* start Raw data *

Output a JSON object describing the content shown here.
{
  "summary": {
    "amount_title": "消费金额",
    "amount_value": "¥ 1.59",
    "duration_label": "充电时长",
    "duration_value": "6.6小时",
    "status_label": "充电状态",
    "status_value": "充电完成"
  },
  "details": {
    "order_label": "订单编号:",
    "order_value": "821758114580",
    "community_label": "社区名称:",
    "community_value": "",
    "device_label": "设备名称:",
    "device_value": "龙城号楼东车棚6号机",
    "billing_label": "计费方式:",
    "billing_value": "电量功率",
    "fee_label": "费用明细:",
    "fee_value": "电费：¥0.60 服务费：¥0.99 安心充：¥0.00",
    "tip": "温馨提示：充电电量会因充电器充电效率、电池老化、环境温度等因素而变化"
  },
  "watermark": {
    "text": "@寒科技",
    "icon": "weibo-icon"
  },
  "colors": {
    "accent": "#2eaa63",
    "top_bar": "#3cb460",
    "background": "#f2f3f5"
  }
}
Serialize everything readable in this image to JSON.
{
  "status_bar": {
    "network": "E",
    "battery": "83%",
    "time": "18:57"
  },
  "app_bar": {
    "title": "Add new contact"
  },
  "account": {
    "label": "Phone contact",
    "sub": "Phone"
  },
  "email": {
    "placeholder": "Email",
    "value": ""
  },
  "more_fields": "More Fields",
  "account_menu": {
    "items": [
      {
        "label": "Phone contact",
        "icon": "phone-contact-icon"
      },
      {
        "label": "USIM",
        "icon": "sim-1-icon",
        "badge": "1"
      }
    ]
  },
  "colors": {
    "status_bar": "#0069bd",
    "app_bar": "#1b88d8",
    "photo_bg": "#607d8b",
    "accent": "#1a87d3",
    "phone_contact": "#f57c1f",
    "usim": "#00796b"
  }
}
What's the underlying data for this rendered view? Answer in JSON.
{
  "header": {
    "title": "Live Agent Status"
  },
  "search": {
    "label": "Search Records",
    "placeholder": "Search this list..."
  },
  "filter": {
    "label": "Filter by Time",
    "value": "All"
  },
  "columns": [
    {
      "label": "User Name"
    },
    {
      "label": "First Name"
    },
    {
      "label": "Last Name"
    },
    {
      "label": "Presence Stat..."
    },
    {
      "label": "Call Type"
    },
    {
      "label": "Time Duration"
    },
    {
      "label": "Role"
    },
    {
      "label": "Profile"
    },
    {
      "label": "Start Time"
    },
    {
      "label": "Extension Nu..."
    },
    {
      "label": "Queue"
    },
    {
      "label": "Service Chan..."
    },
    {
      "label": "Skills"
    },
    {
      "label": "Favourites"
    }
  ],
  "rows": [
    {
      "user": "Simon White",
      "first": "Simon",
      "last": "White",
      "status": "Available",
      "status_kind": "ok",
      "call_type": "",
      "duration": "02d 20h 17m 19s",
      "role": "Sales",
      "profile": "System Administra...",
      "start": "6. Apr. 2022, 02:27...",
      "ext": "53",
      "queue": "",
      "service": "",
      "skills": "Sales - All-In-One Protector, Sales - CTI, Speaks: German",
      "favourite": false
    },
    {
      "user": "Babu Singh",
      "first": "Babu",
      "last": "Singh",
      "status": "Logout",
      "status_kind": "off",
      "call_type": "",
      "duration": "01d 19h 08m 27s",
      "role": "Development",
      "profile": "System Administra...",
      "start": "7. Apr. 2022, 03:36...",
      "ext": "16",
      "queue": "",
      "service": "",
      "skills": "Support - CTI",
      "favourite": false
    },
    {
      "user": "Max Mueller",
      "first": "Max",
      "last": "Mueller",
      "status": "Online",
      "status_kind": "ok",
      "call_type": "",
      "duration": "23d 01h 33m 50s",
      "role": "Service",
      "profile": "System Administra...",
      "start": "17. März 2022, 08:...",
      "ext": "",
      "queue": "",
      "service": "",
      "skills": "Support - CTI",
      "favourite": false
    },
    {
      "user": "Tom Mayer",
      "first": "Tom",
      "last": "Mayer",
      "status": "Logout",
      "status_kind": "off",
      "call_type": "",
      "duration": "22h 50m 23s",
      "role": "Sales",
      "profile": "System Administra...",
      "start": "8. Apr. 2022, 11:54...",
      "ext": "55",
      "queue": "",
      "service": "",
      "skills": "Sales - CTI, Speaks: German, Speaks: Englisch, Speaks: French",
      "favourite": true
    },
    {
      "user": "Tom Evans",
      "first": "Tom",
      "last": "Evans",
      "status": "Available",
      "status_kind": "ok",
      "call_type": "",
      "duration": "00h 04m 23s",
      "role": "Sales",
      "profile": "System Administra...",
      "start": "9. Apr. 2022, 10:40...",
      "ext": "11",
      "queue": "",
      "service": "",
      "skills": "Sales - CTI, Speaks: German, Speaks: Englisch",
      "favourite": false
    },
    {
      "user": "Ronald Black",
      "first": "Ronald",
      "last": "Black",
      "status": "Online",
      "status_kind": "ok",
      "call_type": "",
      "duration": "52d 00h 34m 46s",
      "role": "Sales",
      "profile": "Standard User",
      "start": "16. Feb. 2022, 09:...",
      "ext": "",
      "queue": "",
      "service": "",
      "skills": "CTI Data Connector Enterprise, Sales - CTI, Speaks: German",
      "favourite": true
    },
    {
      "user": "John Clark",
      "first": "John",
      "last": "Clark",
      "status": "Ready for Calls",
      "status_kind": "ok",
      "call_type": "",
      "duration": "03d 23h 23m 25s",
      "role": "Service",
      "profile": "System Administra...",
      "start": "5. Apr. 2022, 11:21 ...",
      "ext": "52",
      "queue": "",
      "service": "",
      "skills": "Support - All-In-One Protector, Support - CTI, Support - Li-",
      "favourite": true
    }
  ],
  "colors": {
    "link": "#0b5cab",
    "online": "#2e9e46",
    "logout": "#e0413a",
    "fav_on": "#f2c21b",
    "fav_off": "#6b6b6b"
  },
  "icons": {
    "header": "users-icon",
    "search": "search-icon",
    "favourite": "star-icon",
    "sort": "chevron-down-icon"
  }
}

* end Raw data *

Your goal —
Make a verbatim copy of every entry shown above.

Exercise result —
Output a JSON object describing the content shown here.
{
  "summary": {
    "amount_title": "消费金额",
    "amount_value": "¥ 1.59",
    "duration_label": "充电时长",
    "duration_value": "6.6小时",
    "status_label": "充电状态",
    "status_value": "充电完成"
  },
  "details": {
    "order_label": "订单编号:",
    "order_value": "821758114580",
    "community_label": "社区名称:",
    "community_value": "",
    "device_label": "设备名称:",
    "device_value": "龙城号楼东车棚6号机",
    "billing_label": "计费方式:",
    "billing_value": "电量功率",
    "fee_label": "费用明细:",
    "fee_value": "电费：¥0.60 服务费：¥0.99 安心充：¥0.00",
    "tip": "温馨提示：充电电量会因充电器充电效率、电池老化、环境温度等因素而变化"
  },
  "watermark": {
    "text": "@寒科技",
    "icon": "weibo-icon"
  },
  "colors": {
    "accent": "#2eaa63",
    "top_bar": "#3cb460",
    "background": "#f2f3f5"
  }
}
Serialize everything readable in this image to JSON.
{
  "status_bar": {
    "network": "E",
    "battery": "83%",
    "time": "18:57"
  },
  "app_bar": {
    "title": "Add new contact"
  },
  "account": {
    "label": "Phone contact",
    "sub": "Phone"
  },
  "email": {
    "placeholder": "Email",
    "value": ""
  },
  "more_fields": "More Fields",
  "account_menu": {
    "items": [
      {
        "label": "Phone contact",
        "icon": "phone-contact-icon"
      },
      {
        "label": "USIM",
        "icon": "sim-1-icon",
        "badge": "1"
      }
    ]
  },
  "colors": {
    "status_bar": "#0069bd",
    "app_bar": "#1b88d8",
    "photo_bg": "#607d8b",
    "accent": "#1a87d3",
    "phone_contact": "#f57c1f",
    "usim": "#00796b"
  }
}
What's the underlying data for this rendered view? Answer in JSON.
{
  "header": {
    "title": "Live Agent Status"
  },
  "search": {
    "label": "Search Records",
    "placeholder": "Search this list..."
  },
  "filter": {
    "label": "Filter by Time",
    "value": "All"
  },
  "columns": [
    {
      "label": "User Name"
    },
    {
      "label": "First Name"
    },
    {
      "label": "Last Name"
    },
    {
      "label": "Presence Stat..."
    },
    {
      "label": "Call Type"
    },
    {
      "label": "Time Duration"
    },
    {
      "label": "Role"
    },
    {
      "label": "Profile"
    },
    {
      "label": "Start Time"
    },
    {
      "label": "Extension Nu..."
    },
    {
      "label": "Queue"
    },
    {
      "label": "Service Chan..."
    },
    {
      "label": "Skills"
    },
    {
      "label": "Favourites"
    }
  ],
  "rows": [
    {
      "user": "Simon White",
      "first": "Simon",
      "last": "White",
      "status": "Available",
      "status_kind": "ok",
      "call_type": "",
      "duration": "02d 20h 17m 19s",
      "role": "Sales",
      "profile": "System Administra...",
      "start": "6. Apr. 2022, 02:27...",
      "ext": "53",
      "queue": "",
      "service": "",
      "skills": "Sales - All-In-One Protector, Sales - CTI, Speaks: German",
      "favourite": false
    },
    {
      "user": "Babu Singh",
      "first": "Babu",
      "last": "Singh",
      "status": "Logout",
      "status_kind": "off",
      "call_type": "",
      "duration": "01d 19h 08m 27s",
      "role": "Development",
      "profile": "System Administra...",
      "start": "7. Apr. 2022, 03:36...",
      "ext": "16",
      "queue": "",
      "service": "",
      "skills": "Support - CTI",
      "favourite": false
    },
    {
      "user": "Max Mueller",
      "first": "Max",
      "last": "Mueller",
      "status": "Online",
      "status_kind": "ok",
      "call_type": "",
      "duration": "23d 01h 33m 50s",
      "role": "Service",
      "profile": "System Administra...",
      "start": "17. März 2022, 08:...",
      "ext": "",
      "queue": "",
      "service": "",
      "skills": "Support - CTI",
      "favourite": false
    },
    {
      "user": "Tom Mayer",
      "first": "Tom",
      "last": "Mayer",
      "status": "Logout",
      "status_kind": "off",
      "call_type": "",
      "duration": "22h 50m 23s",
      "role": "Sales",
      "profile": "System Administra...",
      "start": "8. Apr. 2022, 11:54...",
      "ext": "55",
      "queue": "",
      "service": "",
      "skills": "Sales - CTI, Speaks: German, Speaks: Englisch, Speaks: French",
      "favourite": true
    },
    {
      "user": "Tom Evans",
      "first": "Tom",
      "last": "Evans",
      "status": "Available",
      "status_kind": "ok",
      "call_type": "",
      "duration": "00h 04m 23s",
      "role": "Sales",
      "profile": "System Administra...",
      "start": "9. Apr. 2022, 10:40...",
      "ext": "11",
      "queue": "",
      "service": "",
      "skills": "Sales - CTI, Speaks: German, Speaks: Englisch",
      "favourite": false
    },
    {
      "user": "Ronald Black",
      "first": "Ronald",
      "last": "Black",
      "status": "Online",
      "status_kind": "ok",
      "call_type": "",
      "duration": "52d 00h 34m 46s",
      "role": "Sales",
      "profile": "Standard User",
      "start": "16. Feb. 2022, 09:...",
      "ext": "",
      "queue": "",
      "service": "",
      "skills": "CTI Data Connector Enterprise, Sales - CTI, Speaks: German",
      "favourite": true
    },
    {
      "user": "John Clark",
      "first": "John",
      "last": "Clark",
      "status": "Ready for Calls",
      "status_kind": "ok",
      "call_type": "",
      "duration": "03d 23h 23m 25s",
      "role": "Service",
      "profile": "System Administra...",
      "start": "5. Apr. 2022, 11:21 ...",
      "ext": "52",
      "queue": "",
      "service": "",
      "skills": "Support - All-In-One Protector, Support - CTI, Support - Li-",
      "favourite": true
    }
  ],
  "colors": {
    "link": "#0b5cab",
    "online": "#2e9e46",
    "logout": "#e0413a",
    "fav_on": "#f2c21b",
    "fav_off": "#6b6b6b"
  },
  "icons": {
    "header": "users-icon",
    "search": "search-icon",
    "favourite": "star-icon",
    "sort": "chevron-down-icon"
  }
}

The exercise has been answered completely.